RECORDS FOR THIS EXERCISE
==*==
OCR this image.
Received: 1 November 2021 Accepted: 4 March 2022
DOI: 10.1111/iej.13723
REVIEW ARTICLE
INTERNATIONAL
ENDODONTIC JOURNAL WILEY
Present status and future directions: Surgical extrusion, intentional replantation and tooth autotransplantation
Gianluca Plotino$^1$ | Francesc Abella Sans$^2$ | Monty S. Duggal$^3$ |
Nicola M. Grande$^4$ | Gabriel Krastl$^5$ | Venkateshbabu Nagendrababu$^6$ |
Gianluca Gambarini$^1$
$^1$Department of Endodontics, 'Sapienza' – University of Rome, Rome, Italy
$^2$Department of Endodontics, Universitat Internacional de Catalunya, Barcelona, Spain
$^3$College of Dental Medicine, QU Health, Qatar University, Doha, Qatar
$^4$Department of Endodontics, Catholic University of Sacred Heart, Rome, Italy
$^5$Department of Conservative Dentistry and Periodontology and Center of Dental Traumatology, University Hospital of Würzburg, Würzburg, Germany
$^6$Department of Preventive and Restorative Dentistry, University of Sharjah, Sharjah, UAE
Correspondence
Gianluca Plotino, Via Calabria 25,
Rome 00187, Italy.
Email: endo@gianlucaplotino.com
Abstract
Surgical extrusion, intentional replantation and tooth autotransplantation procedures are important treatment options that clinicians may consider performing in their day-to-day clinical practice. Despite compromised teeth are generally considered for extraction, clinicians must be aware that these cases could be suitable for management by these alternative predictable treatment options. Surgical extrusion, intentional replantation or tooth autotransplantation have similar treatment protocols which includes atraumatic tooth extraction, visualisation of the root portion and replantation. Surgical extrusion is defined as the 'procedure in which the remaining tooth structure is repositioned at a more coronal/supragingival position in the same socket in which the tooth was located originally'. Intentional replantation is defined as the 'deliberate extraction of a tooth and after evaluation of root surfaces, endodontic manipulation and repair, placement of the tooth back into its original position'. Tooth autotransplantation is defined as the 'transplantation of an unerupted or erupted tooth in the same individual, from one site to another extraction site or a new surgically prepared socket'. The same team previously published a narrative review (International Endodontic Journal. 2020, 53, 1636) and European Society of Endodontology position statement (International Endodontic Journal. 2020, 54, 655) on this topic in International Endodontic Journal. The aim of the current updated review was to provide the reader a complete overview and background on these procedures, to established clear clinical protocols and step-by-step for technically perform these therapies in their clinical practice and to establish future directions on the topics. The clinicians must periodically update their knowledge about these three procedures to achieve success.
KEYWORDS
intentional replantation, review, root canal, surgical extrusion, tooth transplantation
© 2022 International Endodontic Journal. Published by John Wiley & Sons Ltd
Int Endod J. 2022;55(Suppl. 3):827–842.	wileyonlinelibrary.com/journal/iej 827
==*==
WORK REQUIRED
Return every record, word for word.

COMPLETE ANSWER
OCR this image.
Received: 1 November 2021 Accepted: 4 March 2022
DOI: 10.1111/iej.13723
REVIEW ARTICLE
INTERNATIONAL
ENDODONTIC JOURNAL WILEY
Present status and future directions: Surgical extrusion, intentional replantation and tooth autotransplantation
Gianluca Plotino$^1$ | Francesc Abella Sans$^2$ | Monty S. Duggal$^3$ |
Nicola M. Grande$^4$ | Gabriel Krastl$^5$ | Venkateshbabu Nagendrababu$^6$ |
Gianluca Gambarini$^1$
$^1$Department of Endodontics, 'Sapienza' – University of Rome, Rome, Italy
$^2$Department of Endodontics, Universitat Internacional de Catalunya, Barcelona, Spain
$^3$College of Dental Medicine, QU Health, Qatar University, Doha, Qatar
$^4$Department of Endodontics, Catholic University of Sacred Heart, Rome, Italy
$^5$Department of Conservative Dentistry and Periodontology and Center of Dental Traumatology, University Hospital of Würzburg, Würzburg, Germany
$^6$Department of Preventive and Restorative Dentistry, University of Sharjah, Sharjah, UAE
Correspondence
Gianluca Plotino, Via Calabria 25,
Rome 00187, Italy.
Email: endo@gianlucaplotino.com
Abstract
Surgical extrusion, intentional replantation and tooth autotransplantation procedures are important treatment options that clinicians may consider performing in their day-to-day clinical practice. Despite compromised teeth are generally considered for extraction, clinicians must be aware that these cases could be suitable for management by these alternative predictable treatment options. Surgical extrusion, intentional replantation or tooth autotransplantation have similar treatment protocols which includes atraumatic tooth extraction, visualisation of the root portion and replantation. Surgical extrusion is defined as the 'procedure in which the remaining tooth structure is repositioned at a more coronal/supragingival position in the same socket in which the tooth was located originally'. Intentional replantation is defined as the 'deliberate extraction of a tooth and after evaluation of root surfaces, endodontic manipulation and repair, placement of the tooth back into its original position'. Tooth autotransplantation is defined as the 'transplantation of an unerupted or erupted tooth in the same individual, from one site to another extraction site or a new surgically prepared socket'. The same team previously published a narrative review (International Endodontic Journal. 2020, 53, 1636) and European Society of Endodontology position statement (International Endodontic Journal. 2020, 54, 655) on this topic in International Endodontic Journal. The aim of the current updated review was to provide the reader a complete overview and background on these procedures, to established clear clinical protocols and step-by-step for technically perform these therapies in their clinical practice and to establish future directions on the topics. The clinicians must periodically update their knowledge about these three procedures to achieve success.
KEYWORDS
intentional replantation, review, root canal, surgical extrusion, tooth transplantation
© 2022 International Endodontic Journal. Published by John Wiley & Sons Ltd
Int Endod J. 2022;55(Suppl. 3):827–842.	wileyonlinelibrary.com/journal/iej 827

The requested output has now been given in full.